Begin Recorded data

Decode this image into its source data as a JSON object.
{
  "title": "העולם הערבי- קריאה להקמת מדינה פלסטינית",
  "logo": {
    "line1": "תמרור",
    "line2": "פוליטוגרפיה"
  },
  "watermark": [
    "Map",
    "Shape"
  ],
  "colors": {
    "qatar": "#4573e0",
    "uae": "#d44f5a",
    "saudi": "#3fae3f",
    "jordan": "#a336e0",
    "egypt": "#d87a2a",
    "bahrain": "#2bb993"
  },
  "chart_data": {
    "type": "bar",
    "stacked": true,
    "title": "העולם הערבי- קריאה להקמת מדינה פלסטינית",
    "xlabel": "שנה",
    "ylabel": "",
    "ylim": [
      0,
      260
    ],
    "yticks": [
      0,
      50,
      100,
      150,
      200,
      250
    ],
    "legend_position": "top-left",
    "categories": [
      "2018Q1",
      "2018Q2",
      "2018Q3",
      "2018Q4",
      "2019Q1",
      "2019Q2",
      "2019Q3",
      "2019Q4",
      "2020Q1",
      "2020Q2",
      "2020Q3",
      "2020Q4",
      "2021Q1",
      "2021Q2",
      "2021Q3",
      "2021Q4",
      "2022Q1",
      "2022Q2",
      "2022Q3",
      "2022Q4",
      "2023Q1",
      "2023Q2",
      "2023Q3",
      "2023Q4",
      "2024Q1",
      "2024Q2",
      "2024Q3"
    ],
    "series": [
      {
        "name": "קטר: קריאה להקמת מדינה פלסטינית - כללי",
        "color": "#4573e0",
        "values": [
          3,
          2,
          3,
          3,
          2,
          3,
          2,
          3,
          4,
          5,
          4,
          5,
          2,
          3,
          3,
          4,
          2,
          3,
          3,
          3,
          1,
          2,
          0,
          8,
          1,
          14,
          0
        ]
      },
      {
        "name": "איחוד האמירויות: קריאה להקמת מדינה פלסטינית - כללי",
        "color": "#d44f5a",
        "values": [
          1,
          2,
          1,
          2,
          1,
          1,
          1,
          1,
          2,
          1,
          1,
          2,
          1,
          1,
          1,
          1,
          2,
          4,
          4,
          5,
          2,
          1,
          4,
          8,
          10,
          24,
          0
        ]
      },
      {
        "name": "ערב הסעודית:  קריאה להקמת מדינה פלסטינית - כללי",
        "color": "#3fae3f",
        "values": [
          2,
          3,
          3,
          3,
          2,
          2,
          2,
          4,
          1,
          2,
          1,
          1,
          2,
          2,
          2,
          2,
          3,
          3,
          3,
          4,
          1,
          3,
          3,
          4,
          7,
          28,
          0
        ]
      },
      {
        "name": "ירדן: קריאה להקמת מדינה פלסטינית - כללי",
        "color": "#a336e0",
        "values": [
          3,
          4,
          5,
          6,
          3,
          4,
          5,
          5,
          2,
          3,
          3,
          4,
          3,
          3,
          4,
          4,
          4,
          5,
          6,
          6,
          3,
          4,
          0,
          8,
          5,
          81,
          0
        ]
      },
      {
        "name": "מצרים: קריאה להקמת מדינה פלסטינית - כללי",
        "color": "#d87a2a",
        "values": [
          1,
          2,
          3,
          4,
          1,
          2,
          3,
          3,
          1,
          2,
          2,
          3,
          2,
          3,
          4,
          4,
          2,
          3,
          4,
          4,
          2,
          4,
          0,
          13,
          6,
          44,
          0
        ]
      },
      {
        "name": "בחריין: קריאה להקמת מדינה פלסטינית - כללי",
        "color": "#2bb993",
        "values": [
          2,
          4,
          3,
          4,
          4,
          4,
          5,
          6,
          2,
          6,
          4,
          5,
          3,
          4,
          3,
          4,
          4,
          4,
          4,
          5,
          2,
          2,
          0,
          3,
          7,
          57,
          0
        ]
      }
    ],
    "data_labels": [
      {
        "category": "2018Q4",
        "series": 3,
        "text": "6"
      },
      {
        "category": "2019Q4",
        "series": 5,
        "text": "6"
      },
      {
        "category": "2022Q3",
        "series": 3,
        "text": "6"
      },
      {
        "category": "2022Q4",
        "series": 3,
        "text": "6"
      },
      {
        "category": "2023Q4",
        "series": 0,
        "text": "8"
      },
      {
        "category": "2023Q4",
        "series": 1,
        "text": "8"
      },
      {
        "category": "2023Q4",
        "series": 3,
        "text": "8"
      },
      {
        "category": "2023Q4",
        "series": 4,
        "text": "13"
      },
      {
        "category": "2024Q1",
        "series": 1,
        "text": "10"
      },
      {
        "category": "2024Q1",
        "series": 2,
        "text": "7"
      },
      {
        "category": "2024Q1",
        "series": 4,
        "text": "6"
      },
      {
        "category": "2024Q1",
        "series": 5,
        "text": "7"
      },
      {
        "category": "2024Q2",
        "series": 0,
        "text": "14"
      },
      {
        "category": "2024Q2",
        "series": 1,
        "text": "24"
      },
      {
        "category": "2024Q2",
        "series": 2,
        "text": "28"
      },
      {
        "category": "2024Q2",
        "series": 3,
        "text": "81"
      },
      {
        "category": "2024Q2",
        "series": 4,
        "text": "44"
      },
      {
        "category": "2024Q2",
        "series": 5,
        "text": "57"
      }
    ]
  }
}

End Recorded data

* [Required work]
From the listing above, extract every line exactly as it stands.

* [Correct result]
Decode this image into its source data as a JSON object.
{
  "title": "העולם הערבי- קריאה להקמת מדינה פלסטינית",
  "logo": {
    "line1": "תמרור",
    "line2": "פוליטוגרפיה"
  },
  "watermark": [
    "Map",
    "Shape"
  ],
  "colors": {
    "qatar": "#4573e0",
    "uae": "#d44f5a",
    "saudi": "#3fae3f",
    "jordan": "#a336e0",
    "egypt": "#d87a2a",
    "bahrain": "#2bb993"
  },
  "chart_data": {
    "type": "bar",
    "stacked": true,
    "title": "העולם הערבי- קריאה להקמת מדינה פלסטינית",
    "xlabel": "שנה",
    "ylabel": "",
    "ylim": [
      0,
      260
    ],
    "yticks": [
      0,
      50,
      100,
      150,
      200,
      250
    ],
    "legend_position": "top-left",
    "categories": [
      "2018Q1",
      "2018Q2",
      "2018Q3",
      "2018Q4",
      "2019Q1",
      "2019Q2",
      "2019Q3",
      "2019Q4",
      "2020Q1",
      "2020Q2",
      "2020Q3",
      "2020Q4",
      "2021Q1",
      "2021Q2",
      "2021Q3",
      "2021Q4",
      "2022Q1",
      "2022Q2",
      "2022Q3",
      "2022Q4",
      "2023Q1",
      "2023Q2",
      "2023Q3",
      "2023Q4",
      "2024Q1",
      "2024Q2",
      "2024Q3"
    ],
    "series": [
      {
        "name": "קטר: קריאה להקמת מדינה פלסטינית - כללי",
        "color": "#4573e0",
        "values": [
          3,
          2,
          3,
          3,
          2,
          3,
          2,
          3,
          4,
          5,
          4,
          5,
          2,
          3,
          3,
          4,
          2,
          3,
          3,
          3,
          1,
          2,
          0,
          8,
          1,
          14,
          0
        ]
      },
      {
        "name": "איחוד האמירויות: קריאה להקמת מדינה פלסטינית - כללי",
        "color": "#d44f5a",
        "values": [
          1,
          2,
          1,
          2,
          1,
          1,
          1,
          1,
          2,
          1,
          1,
          2,
          1,
          1,
          1,
          1,
          2,
          4,
          4,
          5,
          2,
          1,
          4,
          8,
          10,
          24,
          0
        ]
      },
      {
        "name": "ערב הסעודית:  קריאה להקמת מדינה פלסטינית - כללי",
        "color": "#3fae3f",
        "values": [
          2,
          3,
          3,
          3,
          2,
          2,
          2,
          4,
          1,
          2,
          1,
          1,
          2,
          2,
          2,
          2,
          3,
          3,
          3,
          4,
          1,
          3,
          3,
          4,
          7,
          28,
          0
        ]
      },
      {
        "name": "ירדן: קריאה להקמת מדינה פלסטינית - כללי",
        "color": "#a336e0",
        "values": [
          3,
          4,
          5,
          6,
          3,
          4,
          5,
          5,
          2,
          3,
          3,
          4,
          3,
          3,
          4,
          4,
          4,
          5,
          6,
          6,
          3,
          4,
          0,
          8,
          5,
          81,
          0
        ]
      },
      {
        "name": "מצרים: קריאה להקמת מדינה פלסטינית - כללי",
        "color": "#d87a2a",
        "values": [
          1,
          2,
          3,
          4,
          1,
          2,
          3,
          3,
          1,
          2,
          2,
          3,
          2,
          3,
          4,
          4,
          2,
          3,
          4,
          4,
          2,
          4,
          0,
          13,
          6,
          44,
          0
        ]
      },
      {
        "name": "בחריין: קריאה להקמת מדינה פלסטינית - כללי",
        "color": "#2bb993",
        "values": [
          2,
          4,
          3,
          4,
          4,
          4,
          5,
          6,
          2,
          6,
          4,
          5,
          3,
          4,
          3,
          4,
          4,
          4,
          4,
          5,
          2,
          2,
          0,
          3,
          7,
          57,
          0
        ]
      }
    ],
    "data_labels": [
      {
        "category": "2018Q4",
        "series": 3,
        "text": "6"
      },
      {
        "category": "2019Q4",
        "series": 5,
        "text": "6"
      },
      {
        "category": "2022Q3",
        "series": 3,
        "text": "6"
      },
      {
        "category": "2022Q4",
        "series": 3,
        "text": "6"
      },
      {
        "category": "2023Q4",
        "series": 0,
        "text": "8"
      },
      {
        "category": "2023Q4",
        "series": 1,
        "text": "8"
      },
      {
        "category": "2023Q4",
        "series": 3,
        "text": "8"
      },
      {
        "category": "2023Q4",
        "series": 4,
        "text": "13"
      },
      {
        "category": "2024Q1",
        "series": 1,
        "text": "10"
      },
      {
        "category": "2024Q1",
        "series": 2,
        "text": "7"
      },
      {
        "category": "2024Q1",
        "series": 4,
        "text": "6"
      },
      {
        "category": "2024Q1",
        "series": 5,
        "text": "7"
      },
      {
        "category": "2024Q2",
        "series": 0,
        "text": "14"
      },
      {
        "category": "2024Q2",
        "series": 1,
        "text": "24"
      },
      {
        "category": "2024Q2",
        "series": 2,
        "text": "28"
      },
      {
        "category": "2024Q2",
        "series": 3,
        "text": "81"
      },
      {
        "category": "2024Q2",
        "series": 4,
        "text": "44"
      },
      {
        "category": "2024Q2",
        "series": 5,
        "text": "57"
      }
    ]
  }
}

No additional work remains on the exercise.